-- SOURCE RECORDS start --

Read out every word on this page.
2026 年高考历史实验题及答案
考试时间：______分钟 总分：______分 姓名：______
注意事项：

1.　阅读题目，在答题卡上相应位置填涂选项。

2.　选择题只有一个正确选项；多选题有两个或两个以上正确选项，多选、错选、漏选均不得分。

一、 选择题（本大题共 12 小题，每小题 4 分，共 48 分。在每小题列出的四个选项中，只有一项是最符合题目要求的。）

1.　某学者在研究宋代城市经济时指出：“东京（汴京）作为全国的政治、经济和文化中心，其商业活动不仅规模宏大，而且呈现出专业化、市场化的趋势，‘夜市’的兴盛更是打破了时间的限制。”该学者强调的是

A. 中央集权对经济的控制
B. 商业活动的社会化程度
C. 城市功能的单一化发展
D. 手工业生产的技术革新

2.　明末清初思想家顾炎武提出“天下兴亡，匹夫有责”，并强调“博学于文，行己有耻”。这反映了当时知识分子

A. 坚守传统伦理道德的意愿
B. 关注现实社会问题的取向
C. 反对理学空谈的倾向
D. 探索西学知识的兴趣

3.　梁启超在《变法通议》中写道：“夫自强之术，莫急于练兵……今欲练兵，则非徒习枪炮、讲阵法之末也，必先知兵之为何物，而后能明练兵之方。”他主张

-- SOURCE RECORDS end --

Exactly reproduce all of the entries above.

Read out every word on this page.
2026 年高考历史实验题及答案
考试时间：______分钟 总分：______分 姓名：______
注意事项：

1.　阅读题目，在答题卡上相应位置填涂选项。

2.　选择题只有一个正确选项；多选题有两个或两个以上正确选项，多选、错选、漏选均不得分。

一、 选择题（本大题共 12 小题，每小题 4 分，共 48 分。在每小题列出的四个选项中，只有一项是最符合题目要求的。）

1.　某学者在研究宋代城市经济时指出：“东京（汴京）作为全国的政治、经济和文化中心，其商业活动不仅规模宏大，而且呈现出专业化、市场化的趋势，‘夜市’的兴盛更是打破了时间的限制。”该学者强调的是

A. 中央集权对经济的控制
B. 商业活动的社会化程度
C. 城市功能的单一化发展
D. 手工业生产的技术革新

2.　明末清初思想家顾炎武提出“天下兴亡，匹夫有责”，并强调“博学于文，行己有耻”。这反映了当时知识分子

A. 坚守传统伦理道德的意愿
B. 关注现实社会问题的取向
C. 反对理学空谈的倾向
D. 探索西学知识的兴趣

3.　梁启超在《变法通议》中写道：“夫自强之术，莫急于练兵……今欲练兵，则非徒习枪炮、讲阵法之末也，必先知兵之为何物，而后能明练兵之方。”他主张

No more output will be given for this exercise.